EXERCISE OBJECTIVE: Reproduce all of the material exactly as shown.

TASK MATERIAL:
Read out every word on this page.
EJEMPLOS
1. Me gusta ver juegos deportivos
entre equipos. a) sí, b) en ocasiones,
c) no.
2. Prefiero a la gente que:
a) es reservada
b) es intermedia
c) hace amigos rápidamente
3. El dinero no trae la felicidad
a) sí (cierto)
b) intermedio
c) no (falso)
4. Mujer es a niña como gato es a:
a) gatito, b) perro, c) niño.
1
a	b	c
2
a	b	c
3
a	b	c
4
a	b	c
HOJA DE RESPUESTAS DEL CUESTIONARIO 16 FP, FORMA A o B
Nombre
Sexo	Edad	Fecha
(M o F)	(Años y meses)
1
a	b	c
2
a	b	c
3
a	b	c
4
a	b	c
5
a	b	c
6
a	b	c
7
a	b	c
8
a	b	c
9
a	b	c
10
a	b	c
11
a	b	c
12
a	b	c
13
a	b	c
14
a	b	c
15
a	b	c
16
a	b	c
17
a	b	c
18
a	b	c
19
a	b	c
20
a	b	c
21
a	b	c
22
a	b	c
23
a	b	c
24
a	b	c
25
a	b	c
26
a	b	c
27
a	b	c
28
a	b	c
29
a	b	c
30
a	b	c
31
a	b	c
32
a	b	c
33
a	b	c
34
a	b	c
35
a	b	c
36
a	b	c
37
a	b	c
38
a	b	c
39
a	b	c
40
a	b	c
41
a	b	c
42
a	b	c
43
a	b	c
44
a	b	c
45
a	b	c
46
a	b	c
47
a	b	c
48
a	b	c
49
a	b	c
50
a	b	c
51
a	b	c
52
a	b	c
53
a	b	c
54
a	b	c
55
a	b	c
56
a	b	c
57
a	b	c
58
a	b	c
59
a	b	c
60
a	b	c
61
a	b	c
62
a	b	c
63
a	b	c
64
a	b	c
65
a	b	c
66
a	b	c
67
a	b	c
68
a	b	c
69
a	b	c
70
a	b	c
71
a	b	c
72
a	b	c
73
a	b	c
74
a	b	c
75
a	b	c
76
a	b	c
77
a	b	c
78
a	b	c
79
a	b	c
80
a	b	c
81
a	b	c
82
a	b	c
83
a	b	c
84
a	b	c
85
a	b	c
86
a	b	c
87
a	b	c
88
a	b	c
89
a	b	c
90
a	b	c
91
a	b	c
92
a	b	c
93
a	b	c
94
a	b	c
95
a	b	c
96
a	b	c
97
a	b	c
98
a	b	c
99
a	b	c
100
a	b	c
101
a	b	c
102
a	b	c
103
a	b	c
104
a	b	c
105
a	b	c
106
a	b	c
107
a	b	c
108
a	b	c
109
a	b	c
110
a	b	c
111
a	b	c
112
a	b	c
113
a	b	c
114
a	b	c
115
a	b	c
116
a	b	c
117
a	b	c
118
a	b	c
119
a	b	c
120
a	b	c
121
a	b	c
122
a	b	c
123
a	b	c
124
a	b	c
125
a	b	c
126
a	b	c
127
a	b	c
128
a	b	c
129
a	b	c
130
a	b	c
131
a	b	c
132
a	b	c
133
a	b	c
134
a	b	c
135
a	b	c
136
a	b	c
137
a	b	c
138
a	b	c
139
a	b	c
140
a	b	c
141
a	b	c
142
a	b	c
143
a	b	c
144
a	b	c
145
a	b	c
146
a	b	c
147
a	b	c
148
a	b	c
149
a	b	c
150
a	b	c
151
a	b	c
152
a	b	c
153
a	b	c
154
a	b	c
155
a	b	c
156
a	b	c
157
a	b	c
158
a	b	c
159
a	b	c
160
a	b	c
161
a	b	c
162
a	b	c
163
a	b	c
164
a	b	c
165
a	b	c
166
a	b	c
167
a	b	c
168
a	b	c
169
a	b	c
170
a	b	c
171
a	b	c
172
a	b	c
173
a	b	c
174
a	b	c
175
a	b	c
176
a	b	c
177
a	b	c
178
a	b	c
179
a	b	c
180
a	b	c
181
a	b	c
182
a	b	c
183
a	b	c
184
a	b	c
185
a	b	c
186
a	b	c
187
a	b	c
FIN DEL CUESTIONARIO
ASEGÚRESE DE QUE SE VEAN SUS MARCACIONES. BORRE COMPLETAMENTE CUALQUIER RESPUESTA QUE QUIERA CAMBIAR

ANSWER TO THE TASK:
Read out every word on this page.
EJEMPLOS
1. Me gusta ver juegos deportivos
entre equipos. a) sí, b) en ocasiones,
c) no.
2. Prefiero a la gente que:
a) es reservada
b) es intermedia
c) hace amigos rápidamente
3. El dinero no trae la felicidad
a) sí (cierto)
b) intermedio
c) no (falso)
4. Mujer es a niña como gato es a:
a) gatito, b) perro, c) niño.
1
a	b	c
2
a	b	c
3
a	b	c
4
a	b	c
HOJA DE RESPUESTAS DEL CUESTIONARIO 16 FP, FORMA A o B
Nombre
Sexo	Edad	Fecha
(M o F)	(Años y meses)
1
a	b	c
2
a	b	c
3
a	b	c
4
a	b	c
5
a	b	c
6
a	b	c
7
a	b	c
8
a	b	c
9
a	b	c
10
a	b	c
11
a	b	c
12
a	b	c
13
a	b	c
14
a	b	c
15
a	b	c
16
a	b	c
17
a	b	c
18
a	b	c
19
a	b	c
20
a	b	c
21
a	b	c
22
a	b	c
23
a	b	c
24
a	b	c
25
a	b	c
26
a	b	c
27
a	b	c
28
a	b	c
29
a	b	c
30
a	b	c
31
a	b	c
32
a	b	c
33
a	b	c
34
a	b	c
35
a	b	c
36
a	b	c
37
a	b	c
38
a	b	c
39
a	b	c
40
a	b	c
41
a	b	c
42
a	b	c
43
a	b	c
44
a	b	c
45
a	b	c
46
a	b	c
47
a	b	c
48
a	b	c
49
a	b	c
50
a	b	c
51
a	b	c
52
a	b	c
53
a	b	c
54
a	b	c
55
a	b	c
56
a	b	c
57
a	b	c
58
a	b	c
59
a	b	c
60
a	b	c
61
a	b	c
62
a	b	c
63
a	b	c
64
a	b	c
65
a	b	c
66
a	b	c
67
a	b	c
68
a	b	c
69
a	b	c
70
a	b	c
71
a	b	c
72
a	b	c
73
a	b	c
74
a	b	c
75
a	b	c
76
a	b	c
77
a	b	c
78
a	b	c
79
a	b	c
80
a	b	c
81
a	b	c
82
a	b	c
83
a	b	c
84
a	b	c
85
a	b	c
86
a	b	c
87
a	b	c
88
a	b	c
89
a	b	c
90
a	b	c
91
a	b	c
92
a	b	c
93
a	b	c
94
a	b	c
95
a	b	c
96
a	b	c
97
a	b	c
98
a	b	c
99
a	b	c
100
a	b	c
101
a	b	c
102
a	b	c
103
a	b	c
104
a	b	c
105
a	b	c
106
a	b	c
107
a	b	c
108
a	b	c
109
a	b	c
110
a	b	c
111
a	b	c
112
a	b	c
113
a	b	c
114
a	b	c
115
a	b	c
116
a	b	c
117
a	b	c
118
a	b	c
119
a	b	c
120
a	b	c
121
a	b	c
122
a	b	c
123
a	b	c
124
a	b	c
125
a	b	c
126
a	b	c
127
a	b	c
128
a	b	c
129
a	b	c
130
a	b	c
131
a	b	c
132
a	b	c
133
a	b	c
134
a	b	c
135
a	b	c
136
a	b	c
137
a	b	c
138
a	b	c
139
a	b	c
140
a	b	c
141
a	b	c
142
a	b	c
143
a	b	c
144
a	b	c
145
a	b	c
146
a	b	c
147
a	b	c
148
a	b	c
149
a	b	c
150
a	b	c
151
a	b	c
152
a	b	c
153
a	b	c
154
a	b	c
155
a	b	c
156
a	b	c
157
a	b	c
158
a	b	c
159
a	b	c
160
a	b	c
161
a	b	c
162
a	b	c
163
a	b	c
164
a	b	c
165
a	b	c
166
a	b	c
167
a	b	c
168
a	b	c
169
a	b	c
170
a	b	c
171
a	b	c
172
a	b	c
173
a	b	c
174
a	b	c
175
a	b	c
176
a	b	c
177
a	b	c
178
a	b	c
179
a	b	c
180
a	b	c
181
a	b	c
182
a	b	c
183
a	b	c
184
a	b	c
185
a	b	c
186
a	b	c
187
a	b	c
FIN DEL CUESTIONARIO
ASEGÚRESE DE QUE SE VEAN SUS MARCACIONES. BORRE COMPLETAMENTE CUALQUIER RESPUESTA QUE QUIERA CAMBIAR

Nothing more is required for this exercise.